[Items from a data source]
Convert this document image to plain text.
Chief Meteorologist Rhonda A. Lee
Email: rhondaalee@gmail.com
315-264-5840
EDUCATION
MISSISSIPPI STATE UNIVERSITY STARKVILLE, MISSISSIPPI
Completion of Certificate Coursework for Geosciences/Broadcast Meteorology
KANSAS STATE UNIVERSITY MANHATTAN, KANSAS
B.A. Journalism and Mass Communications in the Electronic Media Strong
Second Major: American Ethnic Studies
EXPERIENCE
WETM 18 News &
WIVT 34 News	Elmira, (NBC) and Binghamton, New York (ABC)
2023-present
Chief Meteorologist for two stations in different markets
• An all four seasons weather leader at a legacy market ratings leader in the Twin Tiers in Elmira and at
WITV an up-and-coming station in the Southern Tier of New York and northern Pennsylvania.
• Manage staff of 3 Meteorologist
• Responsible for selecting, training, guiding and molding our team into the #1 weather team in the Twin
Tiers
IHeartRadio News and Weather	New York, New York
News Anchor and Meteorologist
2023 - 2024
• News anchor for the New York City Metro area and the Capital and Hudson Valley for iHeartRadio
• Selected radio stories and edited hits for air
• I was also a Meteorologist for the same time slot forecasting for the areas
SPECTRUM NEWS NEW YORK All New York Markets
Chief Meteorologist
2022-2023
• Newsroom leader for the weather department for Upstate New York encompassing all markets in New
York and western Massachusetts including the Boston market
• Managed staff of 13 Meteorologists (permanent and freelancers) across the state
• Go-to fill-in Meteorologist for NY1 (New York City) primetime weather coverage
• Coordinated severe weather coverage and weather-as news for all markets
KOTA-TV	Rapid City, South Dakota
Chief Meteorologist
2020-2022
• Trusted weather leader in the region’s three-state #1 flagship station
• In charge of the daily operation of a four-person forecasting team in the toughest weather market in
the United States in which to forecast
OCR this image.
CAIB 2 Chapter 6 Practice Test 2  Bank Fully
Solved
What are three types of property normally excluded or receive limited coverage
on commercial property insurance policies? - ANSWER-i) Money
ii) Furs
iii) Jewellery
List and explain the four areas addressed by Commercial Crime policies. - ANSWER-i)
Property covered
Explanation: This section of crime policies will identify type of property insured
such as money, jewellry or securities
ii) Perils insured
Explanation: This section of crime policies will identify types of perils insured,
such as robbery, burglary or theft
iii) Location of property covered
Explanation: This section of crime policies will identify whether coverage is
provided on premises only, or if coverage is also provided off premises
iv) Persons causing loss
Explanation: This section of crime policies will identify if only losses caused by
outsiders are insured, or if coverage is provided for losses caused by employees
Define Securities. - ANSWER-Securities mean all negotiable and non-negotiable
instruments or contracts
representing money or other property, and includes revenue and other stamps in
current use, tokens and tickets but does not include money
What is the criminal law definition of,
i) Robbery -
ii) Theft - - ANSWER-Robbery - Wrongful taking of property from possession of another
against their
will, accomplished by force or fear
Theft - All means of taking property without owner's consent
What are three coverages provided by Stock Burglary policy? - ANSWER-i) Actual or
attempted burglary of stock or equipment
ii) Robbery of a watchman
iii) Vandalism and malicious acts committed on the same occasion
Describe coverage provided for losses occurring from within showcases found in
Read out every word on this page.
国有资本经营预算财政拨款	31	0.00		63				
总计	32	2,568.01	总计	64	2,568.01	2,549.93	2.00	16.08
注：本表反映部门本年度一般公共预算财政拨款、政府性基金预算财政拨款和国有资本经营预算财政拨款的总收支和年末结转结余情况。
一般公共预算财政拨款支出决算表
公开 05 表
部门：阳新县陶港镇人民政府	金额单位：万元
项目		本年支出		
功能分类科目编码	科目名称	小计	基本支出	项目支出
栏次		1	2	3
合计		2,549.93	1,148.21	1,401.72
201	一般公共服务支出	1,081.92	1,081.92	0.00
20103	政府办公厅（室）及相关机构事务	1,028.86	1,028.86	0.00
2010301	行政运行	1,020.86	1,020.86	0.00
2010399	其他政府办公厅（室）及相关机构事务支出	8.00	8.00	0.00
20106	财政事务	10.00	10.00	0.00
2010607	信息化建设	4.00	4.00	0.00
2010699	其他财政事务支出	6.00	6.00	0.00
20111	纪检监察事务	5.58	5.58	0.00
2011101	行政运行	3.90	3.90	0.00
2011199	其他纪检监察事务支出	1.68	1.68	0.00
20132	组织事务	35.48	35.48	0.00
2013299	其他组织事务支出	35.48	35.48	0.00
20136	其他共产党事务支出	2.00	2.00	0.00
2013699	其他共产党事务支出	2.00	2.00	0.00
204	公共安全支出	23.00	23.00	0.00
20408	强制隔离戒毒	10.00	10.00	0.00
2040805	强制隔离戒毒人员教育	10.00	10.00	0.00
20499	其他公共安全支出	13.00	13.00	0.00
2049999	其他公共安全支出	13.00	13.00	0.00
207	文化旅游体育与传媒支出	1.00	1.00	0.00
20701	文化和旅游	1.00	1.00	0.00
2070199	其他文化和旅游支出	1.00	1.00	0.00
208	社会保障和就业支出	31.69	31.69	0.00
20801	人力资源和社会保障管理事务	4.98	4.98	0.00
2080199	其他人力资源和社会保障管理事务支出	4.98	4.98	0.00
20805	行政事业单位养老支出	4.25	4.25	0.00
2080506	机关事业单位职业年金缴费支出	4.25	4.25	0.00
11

[TASK STATEMENT]:
Reproduce each line verbatim.

[SOLUTION FOR THIS TASK]:
Convert this document image to plain text.
Chief Meteorologist Rhonda A. Lee
Email: rhondaalee@gmail.com
315-264-5840
EDUCATION
MISSISSIPPI STATE UNIVERSITY STARKVILLE, MISSISSIPPI
Completion of Certificate Coursework for Geosciences/Broadcast Meteorology
KANSAS STATE UNIVERSITY MANHATTAN, KANSAS
B.A. Journalism and Mass Communications in the Electronic Media Strong
Second Major: American Ethnic Studies
EXPERIENCE
WETM 18 News &
WIVT 34 News	Elmira, (NBC) and Binghamton, New York (ABC)
2023-present
Chief Meteorologist for two stations in different markets
• An all four seasons weather leader at a legacy market ratings leader in the Twin Tiers in Elmira and at
WITV an up-and-coming station in the Southern Tier of New York and northern Pennsylvania.
• Manage staff of 3 Meteorologist
• Responsible for selecting, training, guiding and molding our team into the #1 weather team in the Twin
Tiers
IHeartRadio News and Weather	New York, New York
News Anchor and Meteorologist
2023 - 2024
• News anchor for the New York City Metro area and the Capital and Hudson Valley for iHeartRadio
• Selected radio stories and edited hits for air
• I was also a Meteorologist for the same time slot forecasting for the areas
SPECTRUM NEWS NEW YORK All New York Markets
Chief Meteorologist
2022-2023
• Newsroom leader for the weather department for Upstate New York encompassing all markets in New
York and western Massachusetts including the Boston market
• Managed staff of 13 Meteorologists (permanent and freelancers) across the state
• Go-to fill-in Meteorologist for NY1 (New York City) primetime weather coverage
• Coordinated severe weather coverage and weather-as news for all markets
KOTA-TV	Rapid City, South Dakota
Chief Meteorologist
2020-2022
• Trusted weather leader in the region’s three-state #1 flagship station
• In charge of the daily operation of a four-person forecasting team in the toughest weather market in
the United States in which to forecast
OCR this image.
CAIB 2 Chapter 6 Practice Test 2  Bank Fully
Solved
What are three types of property normally excluded or receive limited coverage
on commercial property insurance policies? - ANSWER-i) Money
ii) Furs
iii) Jewellery
List and explain the four areas addressed by Commercial Crime policies. - ANSWER-i)
Property covered
Explanation: This section of crime policies will identify type of property insured
such as money, jewellry or securities
ii) Perils insured
Explanation: This section of crime policies will identify types of perils insured,
such as robbery, burglary or theft
iii) Location of property covered
Explanation: This section of crime policies will identify whether coverage is
provided on premises only, or if coverage is also provided off premises
iv) Persons causing loss
Explanation: This section of crime policies will identify if only losses caused by
outsiders are insured, or if coverage is provided for losses caused by employees
Define Securities. - ANSWER-Securities mean all negotiable and non-negotiable
instruments or contracts
representing money or other property, and includes revenue and other stamps in
current use, tokens and tickets but does not include money
What is the criminal law definition of,
i) Robbery -
ii) Theft - - ANSWER-Robbery - Wrongful taking of property from possession of another
against their
will, accomplished by force or fear
Theft - All means of taking property without owner's consent
What are three coverages provided by Stock Burglary policy? - ANSWER-i) Actual or
attempted burglary of stock or equipment
ii) Robbery of a watchman
iii) Vandalism and malicious acts committed on the same occasion
Describe coverage provided for losses occurring from within showcases found in
Read out every word on this page.
国有资本经营预算财政拨款	31	0.00		63				
总计	32	2,568.01	总计	64	2,568.01	2,549.93	2.00	16.08
注：本表反映部门本年度一般公共预算财政拨款、政府性基金预算财政拨款和国有资本经营预算财政拨款的总收支和年末结转结余情况。
一般公共预算财政拨款支出决算表
公开 05 表
部门：阳新县陶港镇人民政府	金额单位：万元
项目		本年支出		
功能分类科目编码	科目名称	小计	基本支出	项目支出
栏次		1	2	3
合计		2,549.93	1,148.21	1,401.72
201	一般公共服务支出	1,081.92	1,081.92	0.00
20103	政府办公厅（室）及相关机构事务	1,028.86	1,028.86	0.00
2010301	行政运行	1,020.86	1,020.86	0.00
2010399	其他政府办公厅（室）及相关机构事务支出	8.00	8.00	0.00
20106	财政事务	10.00	10.00	0.00
2010607	信息化建设	4.00	4.00	0.00
2010699	其他财政事务支出	6.00	6.00	0.00
20111	纪检监察事务	5.58	5.58	0.00
2011101	行政运行	3.90	3.90	0.00
2011199	其他纪检监察事务支出	1.68	1.68	0.00
20132	组织事务	35.48	35.48	0.00
2013299	其他组织事务支出	35.48	35.48	0.00
20136	其他共产党事务支出	2.00	2.00	0.00
2013699	其他共产党事务支出	2.00	2.00	0.00
204	公共安全支出	23.00	23.00	0.00
20408	强制隔离戒毒	10.00	10.00	0.00
2040805	强制隔离戒毒人员教育	10.00	10.00	0.00
20499	其他公共安全支出	13.00	13.00	0.00
2049999	其他公共安全支出	13.00	13.00	0.00
207	文化旅游体育与传媒支出	1.00	1.00	0.00
20701	文化和旅游	1.00	1.00	0.00
2070199	其他文化和旅游支出	1.00	1.00	0.00
208	社会保障和就业支出	31.69	31.69	0.00
20801	人力资源和社会保障管理事务	4.98	4.98	0.00
2080199	其他人力资源和社会保障管理事务支出	4.98	4.98	0.00
20805	行政事业单位养老支出	4.25	4.25	0.00
2080506	机关事业单位职业年金缴费支出	4.25	4.25	0.00
11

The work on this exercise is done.